Written exercise: Without skipping anything, write out each record below exactly.

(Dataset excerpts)

********************

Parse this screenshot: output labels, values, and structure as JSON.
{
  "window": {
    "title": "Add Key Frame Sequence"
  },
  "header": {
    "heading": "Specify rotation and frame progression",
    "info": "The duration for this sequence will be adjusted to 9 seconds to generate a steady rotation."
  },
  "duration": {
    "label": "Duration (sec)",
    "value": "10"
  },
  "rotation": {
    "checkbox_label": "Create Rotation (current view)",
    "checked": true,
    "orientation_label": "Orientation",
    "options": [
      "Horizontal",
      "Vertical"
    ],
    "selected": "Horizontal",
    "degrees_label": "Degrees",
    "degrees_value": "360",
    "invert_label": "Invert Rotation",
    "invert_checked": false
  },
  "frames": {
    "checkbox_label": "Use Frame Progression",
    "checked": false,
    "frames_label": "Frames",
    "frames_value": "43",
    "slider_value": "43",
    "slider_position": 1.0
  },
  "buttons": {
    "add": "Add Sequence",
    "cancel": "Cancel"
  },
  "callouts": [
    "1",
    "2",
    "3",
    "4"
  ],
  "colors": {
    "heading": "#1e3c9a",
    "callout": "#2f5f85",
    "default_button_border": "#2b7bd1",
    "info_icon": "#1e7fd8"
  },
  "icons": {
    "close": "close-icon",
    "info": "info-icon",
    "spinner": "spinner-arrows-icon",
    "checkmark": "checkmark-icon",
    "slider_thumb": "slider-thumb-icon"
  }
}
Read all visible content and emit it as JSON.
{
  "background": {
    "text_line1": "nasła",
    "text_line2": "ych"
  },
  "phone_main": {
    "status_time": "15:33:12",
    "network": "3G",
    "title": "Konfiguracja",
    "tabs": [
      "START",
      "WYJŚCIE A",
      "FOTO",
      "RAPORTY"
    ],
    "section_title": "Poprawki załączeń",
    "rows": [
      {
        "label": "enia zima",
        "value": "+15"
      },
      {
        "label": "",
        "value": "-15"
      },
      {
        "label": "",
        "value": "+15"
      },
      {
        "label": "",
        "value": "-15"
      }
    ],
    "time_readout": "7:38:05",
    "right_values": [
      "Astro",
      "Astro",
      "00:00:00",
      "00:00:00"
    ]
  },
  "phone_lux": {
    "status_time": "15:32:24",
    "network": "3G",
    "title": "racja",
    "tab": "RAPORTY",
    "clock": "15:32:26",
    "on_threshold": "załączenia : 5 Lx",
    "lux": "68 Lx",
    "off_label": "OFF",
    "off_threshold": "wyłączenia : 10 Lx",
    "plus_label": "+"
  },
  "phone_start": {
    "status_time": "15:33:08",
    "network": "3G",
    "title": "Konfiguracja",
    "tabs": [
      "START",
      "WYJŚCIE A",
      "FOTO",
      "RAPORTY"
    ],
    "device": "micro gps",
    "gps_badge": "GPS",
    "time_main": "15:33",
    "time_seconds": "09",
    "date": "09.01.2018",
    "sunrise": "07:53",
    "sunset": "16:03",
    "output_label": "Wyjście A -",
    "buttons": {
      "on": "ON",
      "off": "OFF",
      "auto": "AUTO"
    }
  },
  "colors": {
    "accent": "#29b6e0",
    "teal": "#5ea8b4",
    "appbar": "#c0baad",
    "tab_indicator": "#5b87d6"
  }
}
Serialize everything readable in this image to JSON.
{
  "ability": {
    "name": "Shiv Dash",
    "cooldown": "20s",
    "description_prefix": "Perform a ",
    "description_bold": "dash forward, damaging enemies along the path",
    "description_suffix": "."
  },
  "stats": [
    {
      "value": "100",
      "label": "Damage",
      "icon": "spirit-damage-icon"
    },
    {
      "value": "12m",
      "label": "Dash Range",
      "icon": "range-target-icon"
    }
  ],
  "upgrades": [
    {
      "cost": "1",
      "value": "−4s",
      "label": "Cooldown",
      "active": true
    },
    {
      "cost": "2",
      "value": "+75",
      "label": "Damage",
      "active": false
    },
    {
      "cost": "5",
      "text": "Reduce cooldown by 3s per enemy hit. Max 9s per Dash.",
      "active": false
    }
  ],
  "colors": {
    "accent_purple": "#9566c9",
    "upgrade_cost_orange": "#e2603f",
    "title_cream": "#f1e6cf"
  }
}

********************

Result of the task:
Parse this screenshot: output labels, values, and structure as JSON.
{
  "window": {
    "title": "Add Key Frame Sequence"
  },
  "header": {
    "heading": "Specify rotation and frame progression",
    "info": "The duration for this sequence will be adjusted to 9 seconds to generate a steady rotation."
  },
  "duration": {
    "label": "Duration (sec)",
    "value": "10"
  },
  "rotation": {
    "checkbox_label": "Create Rotation (current view)",
    "checked": true,
    "orientation_label": "Orientation",
    "options": [
      "Horizontal",
      "Vertical"
    ],
    "selected": "Horizontal",
    "degrees_label": "Degrees",
    "degrees_value": "360",
    "invert_label": "Invert Rotation",
    "invert_checked": false
  },
  "frames": {
    "checkbox_label": "Use Frame Progression",
    "checked": false,
    "frames_label": "Frames",
    "frames_value": "43",
    "slider_value": "43",
    "slider_position": 1.0
  },
  "buttons": {
    "add": "Add Sequence",
    "cancel": "Cancel"
  },
  "callouts": [
    "1",
    "2",
    "3",
    "4"
  ],
  "colors": {
    "heading": "#1e3c9a",
    "callout": "#2f5f85",
    "default_button_border": "#2b7bd1",
    "info_icon": "#1e7fd8"
  },
  "icons": {
    "close": "close-icon",
    "info": "info-icon",
    "spinner": "spinner-arrows-icon",
    "checkmark": "checkmark-icon",
    "slider_thumb": "slider-thumb-icon"
  }
}
Read all visible content and emit it as JSON.
{
  "background": {
    "text_line1": "nasła",
    "text_line2": "ych"
  },
  "phone_main": {
    "status_time": "15:33:12",
    "network": "3G",
    "title": "Konfiguracja",
    "tabs": [
      "START",
      "WYJŚCIE A",
      "FOTO",
      "RAPORTY"
    ],
    "section_title": "Poprawki załączeń",
    "rows": [
      {
        "label": "enia zima",
        "value": "+15"
      },
      {
        "label": "",
        "value": "-15"
      },
      {
        "label": "",
        "value": "+15"
      },
      {
        "label": "",
        "value": "-15"
      }
    ],
    "time_readout": "7:38:05",
    "right_values": [
      "Astro",
      "Astro",
      "00:00:00",
      "00:00:00"
    ]
  },
  "phone_lux": {
    "status_time": "15:32:24",
    "network": "3G",
    "title": "racja",
    "tab": "RAPORTY",
    "clock": "15:32:26",
    "on_threshold": "załączenia : 5 Lx",
    "lux": "68 Lx",
    "off_label": "OFF",
    "off_threshold": "wyłączenia : 10 Lx",
    "plus_label": "+"
  },
  "phone_start": {
    "status_time": "15:33:08",
    "network": "3G",
    "title": "Konfiguracja",
    "tabs": [
      "START",
      "WYJŚCIE A",
      "FOTO",
      "RAPORTY"
    ],
    "device": "micro gps",
    "gps_badge": "GPS",
    "time_main": "15:33",
    "time_seconds": "09",
    "date": "09.01.2018",
    "sunrise": "07:53",
    "sunset": "16:03",
    "output_label": "Wyjście A -",
    "buttons": {
      "on": "ON",
      "off": "OFF",
      "auto": "AUTO"
    }
  },
  "colors": {
    "accent": "#29b6e0",
    "teal": "#5ea8b4",
    "appbar": "#c0baad",
    "tab_indicator": "#5b87d6"
  }
}
Serialize everything readable in this image to JSON.
{
  "ability": {
    "name": "Shiv Dash",
    "cooldown": "20s",
    "description_prefix": "Perform a ",
    "description_bold": "dash forward, damaging enemies along the path",
    "description_suffix": "."
  },
  "stats": [
    {
      "value": "100",
      "label": "Damage",
      "icon": "spirit-damage-icon"
    },
    {
      "value": "12m",
      "label": "Dash Range",
      "icon": "range-target-icon"
    }
  ],
  "upgrades": [
    {
      "cost": "1",
      "value": "−4s",
      "label": "Cooldown",
      "active": true
    },
    {
      "cost": "2",
      "value": "+75",
      "label": "Damage",
      "active": false
    },
    {
      "cost": "5",
      "text": "Reduce cooldown by 3s per enemy hit. Max 9s per Dash.",
      "active": false
    }
  ],
  "colors": {
    "accent_purple": "#9566c9",
    "upgrade_cost_orange": "#e2603f",
    "title_cream": "#f1e6cf"
  }
}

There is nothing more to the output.